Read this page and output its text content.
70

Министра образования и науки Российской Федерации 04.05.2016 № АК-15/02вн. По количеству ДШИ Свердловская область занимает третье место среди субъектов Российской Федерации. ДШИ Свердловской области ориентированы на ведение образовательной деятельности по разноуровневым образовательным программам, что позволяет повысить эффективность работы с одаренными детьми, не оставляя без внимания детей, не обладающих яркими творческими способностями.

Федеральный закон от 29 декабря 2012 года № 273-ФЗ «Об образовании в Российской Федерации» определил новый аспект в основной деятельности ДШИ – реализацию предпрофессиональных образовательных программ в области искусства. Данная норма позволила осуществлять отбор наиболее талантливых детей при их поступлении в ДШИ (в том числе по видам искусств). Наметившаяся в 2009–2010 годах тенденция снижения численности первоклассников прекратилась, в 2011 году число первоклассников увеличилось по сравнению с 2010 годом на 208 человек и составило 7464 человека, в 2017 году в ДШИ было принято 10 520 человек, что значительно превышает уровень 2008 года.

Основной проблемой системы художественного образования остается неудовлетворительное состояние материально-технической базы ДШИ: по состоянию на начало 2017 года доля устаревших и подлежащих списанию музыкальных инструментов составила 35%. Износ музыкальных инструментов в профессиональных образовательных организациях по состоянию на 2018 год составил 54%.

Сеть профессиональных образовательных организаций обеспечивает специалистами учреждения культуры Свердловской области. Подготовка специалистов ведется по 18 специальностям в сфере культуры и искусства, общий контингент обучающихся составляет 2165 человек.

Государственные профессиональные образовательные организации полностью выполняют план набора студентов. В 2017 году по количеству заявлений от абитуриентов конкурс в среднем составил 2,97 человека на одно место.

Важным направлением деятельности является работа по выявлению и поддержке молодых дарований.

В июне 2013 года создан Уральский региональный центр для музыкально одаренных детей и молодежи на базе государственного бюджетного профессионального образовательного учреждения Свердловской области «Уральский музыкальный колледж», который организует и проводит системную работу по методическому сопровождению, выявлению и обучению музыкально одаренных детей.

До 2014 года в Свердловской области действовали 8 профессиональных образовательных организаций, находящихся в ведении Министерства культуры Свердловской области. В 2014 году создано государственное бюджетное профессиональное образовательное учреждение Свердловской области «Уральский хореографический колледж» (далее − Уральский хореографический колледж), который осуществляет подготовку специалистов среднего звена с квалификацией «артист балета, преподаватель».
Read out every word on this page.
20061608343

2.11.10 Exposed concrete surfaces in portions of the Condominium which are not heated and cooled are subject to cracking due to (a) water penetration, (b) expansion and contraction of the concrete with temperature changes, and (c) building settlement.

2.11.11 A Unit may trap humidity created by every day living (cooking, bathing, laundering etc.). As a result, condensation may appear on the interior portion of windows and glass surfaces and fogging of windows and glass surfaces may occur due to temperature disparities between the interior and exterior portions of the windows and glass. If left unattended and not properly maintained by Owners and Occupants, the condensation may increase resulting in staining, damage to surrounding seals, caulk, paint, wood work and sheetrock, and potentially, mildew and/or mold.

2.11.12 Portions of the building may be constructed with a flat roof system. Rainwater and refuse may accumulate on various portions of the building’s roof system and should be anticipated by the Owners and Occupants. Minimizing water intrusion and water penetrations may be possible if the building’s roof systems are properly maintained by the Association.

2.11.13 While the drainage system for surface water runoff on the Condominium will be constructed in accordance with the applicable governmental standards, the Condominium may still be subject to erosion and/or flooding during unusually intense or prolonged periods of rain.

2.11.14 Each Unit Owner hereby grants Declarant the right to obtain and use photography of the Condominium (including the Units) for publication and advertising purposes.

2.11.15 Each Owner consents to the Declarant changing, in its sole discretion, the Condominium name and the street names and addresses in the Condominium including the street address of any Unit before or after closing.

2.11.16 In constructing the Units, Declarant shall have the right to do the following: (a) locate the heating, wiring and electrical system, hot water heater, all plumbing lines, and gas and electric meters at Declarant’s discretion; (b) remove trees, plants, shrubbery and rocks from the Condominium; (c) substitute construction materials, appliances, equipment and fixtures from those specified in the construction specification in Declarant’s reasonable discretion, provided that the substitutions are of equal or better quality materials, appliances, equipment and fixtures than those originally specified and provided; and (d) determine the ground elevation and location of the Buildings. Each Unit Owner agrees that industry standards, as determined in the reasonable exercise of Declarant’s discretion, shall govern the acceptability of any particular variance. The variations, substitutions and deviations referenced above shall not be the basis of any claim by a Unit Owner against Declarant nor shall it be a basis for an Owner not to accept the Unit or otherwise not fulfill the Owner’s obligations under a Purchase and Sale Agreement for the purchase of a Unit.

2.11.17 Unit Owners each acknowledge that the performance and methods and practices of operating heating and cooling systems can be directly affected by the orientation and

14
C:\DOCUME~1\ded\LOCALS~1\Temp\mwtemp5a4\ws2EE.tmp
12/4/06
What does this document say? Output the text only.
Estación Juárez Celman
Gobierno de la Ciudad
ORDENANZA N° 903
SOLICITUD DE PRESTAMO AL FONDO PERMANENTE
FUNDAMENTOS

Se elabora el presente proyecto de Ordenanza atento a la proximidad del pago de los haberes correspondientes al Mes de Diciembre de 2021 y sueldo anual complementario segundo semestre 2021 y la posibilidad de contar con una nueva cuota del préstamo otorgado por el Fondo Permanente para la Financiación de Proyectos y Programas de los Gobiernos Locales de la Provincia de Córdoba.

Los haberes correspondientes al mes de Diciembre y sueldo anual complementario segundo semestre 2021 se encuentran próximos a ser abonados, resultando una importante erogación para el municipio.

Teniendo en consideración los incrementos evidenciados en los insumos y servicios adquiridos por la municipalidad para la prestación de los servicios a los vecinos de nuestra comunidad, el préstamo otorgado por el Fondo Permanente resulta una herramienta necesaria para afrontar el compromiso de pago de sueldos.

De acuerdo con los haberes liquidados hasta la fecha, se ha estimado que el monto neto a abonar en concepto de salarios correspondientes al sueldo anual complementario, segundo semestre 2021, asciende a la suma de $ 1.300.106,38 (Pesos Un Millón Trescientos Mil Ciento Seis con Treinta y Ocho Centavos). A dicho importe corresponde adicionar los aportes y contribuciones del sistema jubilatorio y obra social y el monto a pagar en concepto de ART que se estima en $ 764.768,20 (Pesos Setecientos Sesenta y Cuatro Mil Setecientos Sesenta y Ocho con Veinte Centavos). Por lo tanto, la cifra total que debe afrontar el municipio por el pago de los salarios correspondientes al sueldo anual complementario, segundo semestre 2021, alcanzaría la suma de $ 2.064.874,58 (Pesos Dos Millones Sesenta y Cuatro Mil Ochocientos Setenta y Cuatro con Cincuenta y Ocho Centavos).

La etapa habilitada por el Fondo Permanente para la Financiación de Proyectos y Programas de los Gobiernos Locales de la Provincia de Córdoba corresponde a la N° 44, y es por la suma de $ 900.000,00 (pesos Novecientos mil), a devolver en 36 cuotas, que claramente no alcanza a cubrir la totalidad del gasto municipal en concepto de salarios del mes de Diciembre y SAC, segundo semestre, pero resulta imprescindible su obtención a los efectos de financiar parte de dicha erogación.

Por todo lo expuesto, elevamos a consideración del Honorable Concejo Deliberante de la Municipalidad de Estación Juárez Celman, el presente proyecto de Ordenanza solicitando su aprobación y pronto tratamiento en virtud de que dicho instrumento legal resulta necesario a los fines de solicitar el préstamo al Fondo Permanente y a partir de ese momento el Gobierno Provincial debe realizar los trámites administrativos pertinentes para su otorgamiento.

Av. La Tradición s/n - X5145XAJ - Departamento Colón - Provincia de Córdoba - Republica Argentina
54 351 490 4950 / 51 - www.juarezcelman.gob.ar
----
#### [Written instruction]
Write out all of the records above exactly as they appear.

#### [Correct response]
Read this page and output its text content.
70

Министра образования и науки Российской Федерации 04.05.2016 № АК-15/02вн. По количеству ДШИ Свердловская область занимает третье место среди субъектов Российской Федерации. ДШИ Свердловской области ориентированы на ведение образовательной деятельности по разноуровневым образовательным программам, что позволяет повысить эффективность работы с одаренными детьми, не оставляя без внимания детей, не обладающих яркими творческими способностями.

Федеральный закон от 29 декабря 2012 года № 273-ФЗ «Об образовании в Российской Федерации» определил новый аспект в основной деятельности ДШИ – реализацию предпрофессиональных образовательных программ в области искусства. Данная норма позволила осуществлять отбор наиболее талантливых детей при их поступлении в ДШИ (в том числе по видам искусств). Наметившаяся в 2009–2010 годах тенденция снижения численности первоклассников прекратилась, в 2011 году число первоклассников увеличилось по сравнению с 2010 годом на 208 человек и составило 7464 человека, в 2017 году в ДШИ было принято 10 520 человек, что значительно превышает уровень 2008 года.

Основной проблемой системы художественного образования остается неудовлетворительное состояние материально-технической базы ДШИ: по состоянию на начало 2017 года доля устаревших и подлежащих списанию музыкальных инструментов составила 35%. Износ музыкальных инструментов в профессиональных образовательных организациях по состоянию на 2018 год составил 54%.

Сеть профессиональных образовательных организаций обеспечивает специалистами учреждения культуры Свердловской области. Подготовка специалистов ведется по 18 специальностям в сфере культуры и искусства, общий контингент обучающихся составляет 2165 человек.

Государственные профессиональные образовательные организации полностью выполняют план набора студентов. В 2017 году по количеству заявлений от абитуриентов конкурс в среднем составил 2,97 человека на одно место.

Важным направлением деятельности является работа по выявлению и поддержке молодых дарований.

В июне 2013 года создан Уральский региональный центр для музыкально одаренных детей и молодежи на базе государственного бюджетного профессионального образовательного учреждения Свердловской области «Уральский музыкальный колледж», который организует и проводит системную работу по методическому сопровождению, выявлению и обучению музыкально одаренных детей.

До 2014 года в Свердловской области действовали 8 профессиональных образовательных организаций, находящихся в ведении Министерства культуры Свердловской области. В 2014 году создано государственное бюджетное профессиональное образовательное учреждение Свердловской области «Уральский хореографический колледж» (далее − Уральский хореографический колледж), который осуществляет подготовку специалистов среднего звена с квалификацией «артист балета, преподаватель».
Read out every word on this page.
20061608343

2.11.10 Exposed concrete surfaces in portions of the Condominium which are not heated and cooled are subject to cracking due to (a) water penetration, (b) expansion and contraction of the concrete with temperature changes, and (c) building settlement.

2.11.11 A Unit may trap humidity created by every day living (cooking, bathing, laundering etc.). As a result, condensation may appear on the interior portion of windows and glass surfaces and fogging of windows and glass surfaces may occur due to temperature disparities between the interior and exterior portions of the windows and glass. If left unattended and not properly maintained by Owners and Occupants, the condensation may increase resulting in staining, damage to surrounding seals, caulk, paint, wood work and sheetrock, and potentially, mildew and/or mold.

2.11.12 Portions of the building may be constructed with a flat roof system. Rainwater and refuse may accumulate on various portions of the building’s roof system and should be anticipated by the Owners and Occupants. Minimizing water intrusion and water penetrations may be possible if the building’s roof systems are properly maintained by the Association.

2.11.13 While the drainage system for surface water runoff on the Condominium will be constructed in accordance with the applicable governmental standards, the Condominium may still be subject to erosion and/or flooding during unusually intense or prolonged periods of rain.

2.11.14 Each Unit Owner hereby grants Declarant the right to obtain and use photography of the Condominium (including the Units) for publication and advertising purposes.

2.11.15 Each Owner consents to the Declarant changing, in its sole discretion, the Condominium name and the street names and addresses in the Condominium including the street address of any Unit before or after closing.

2.11.16 In constructing the Units, Declarant shall have the right to do the following: (a) locate the heating, wiring and electrical system, hot water heater, all plumbing lines, and gas and electric meters at Declarant’s discretion; (b) remove trees, plants, shrubbery and rocks from the Condominium; (c) substitute construction materials, appliances, equipment and fixtures from those specified in the construction specification in Declarant’s reasonable discretion, provided that the substitutions are of equal or better quality materials, appliances, equipment and fixtures than those originally specified and provided; and (d) determine the ground elevation and location of the Buildings. Each Unit Owner agrees that industry standards, as determined in the reasonable exercise of Declarant’s discretion, shall govern the acceptability of any particular variance. The variations, substitutions and deviations referenced above shall not be the basis of any claim by a Unit Owner against Declarant nor shall it be a basis for an Owner not to accept the Unit or otherwise not fulfill the Owner’s obligations under a Purchase and Sale Agreement for the purchase of a Unit.

2.11.17 Unit Owners each acknowledge that the performance and methods and practices of operating heating and cooling systems can be directly affected by the orientation and

14
C:\DOCUME~1\ded\LOCALS~1\Temp\mwtemp5a4\ws2EE.tmp
12/4/06
What does this document say? Output the text only.
Estación Juárez Celman
Gobierno de la Ciudad
ORDENANZA N° 903
SOLICITUD DE PRESTAMO AL FONDO PERMANENTE
FUNDAMENTOS

Se elabora el presente proyecto de Ordenanza atento a la proximidad del pago de los haberes correspondientes al Mes de Diciembre de 2021 y sueldo anual complementario segundo semestre 2021 y la posibilidad de contar con una nueva cuota del préstamo otorgado por el Fondo Permanente para la Financiación de Proyectos y Programas de los Gobiernos Locales de la Provincia de Córdoba.

Los haberes correspondientes al mes de Diciembre y sueldo anual complementario segundo semestre 2021 se encuentran próximos a ser abonados, resultando una importante erogación para el municipio.

Teniendo en consideración los incrementos evidenciados en los insumos y servicios adquiridos por la municipalidad para la prestación de los servicios a los vecinos de nuestra comunidad, el préstamo otorgado por el Fondo Permanente resulta una herramienta necesaria para afrontar el compromiso de pago de sueldos.

De acuerdo con los haberes liquidados hasta la fecha, se ha estimado que el monto neto a abonar en concepto de salarios correspondientes al sueldo anual complementario, segundo semestre 2021, asciende a la suma de $ 1.300.106,38 (Pesos Un Millón Trescientos Mil Ciento Seis con Treinta y Ocho Centavos). A dicho importe corresponde adicionar los aportes y contribuciones del sistema jubilatorio y obra social y el monto a pagar en concepto de ART que se estima en $ 764.768,20 (Pesos Setecientos Sesenta y Cuatro Mil Setecientos Sesenta y Ocho con Veinte Centavos). Por lo tanto, la cifra total que debe afrontar el municipio por el pago de los salarios correspondientes al sueldo anual complementario, segundo semestre 2021, alcanzaría la suma de $ 2.064.874,58 (Pesos Dos Millones Sesenta y Cuatro Mil Ochocientos Setenta y Cuatro con Cincuenta y Ocho Centavos).

La etapa habilitada por el Fondo Permanente para la Financiación de Proyectos y Programas de los Gobiernos Locales de la Provincia de Córdoba corresponde a la N° 44, y es por la suma de $ 900.000,00 (pesos Novecientos mil), a devolver en 36 cuotas, que claramente no alcanza a cubrir la totalidad del gasto municipal en concepto de salarios del mes de Diciembre y SAC, segundo semestre, pero resulta imprescindible su obtención a los efectos de financiar parte de dicha erogación.

Por todo lo expuesto, elevamos a consideración del Honorable Concejo Deliberante de la Municipalidad de Estación Juárez Celman, el presente proyecto de Ordenanza solicitando su aprobación y pronto tratamiento en virtud de que dicho instrumento legal resulta necesario a los fines de solicitar el préstamo al Fondo Permanente y a partir de ese momento el Gobierno Provincial debe realizar los trámites administrativos pertinentes para su otorgamiento.

Av. La Tradición s/n - X5145XAJ - Departamento Colón - Provincia de Córdoba - Republica Argentina
54 351 490 4950 / 51 - www.juarezcelman.gob.ar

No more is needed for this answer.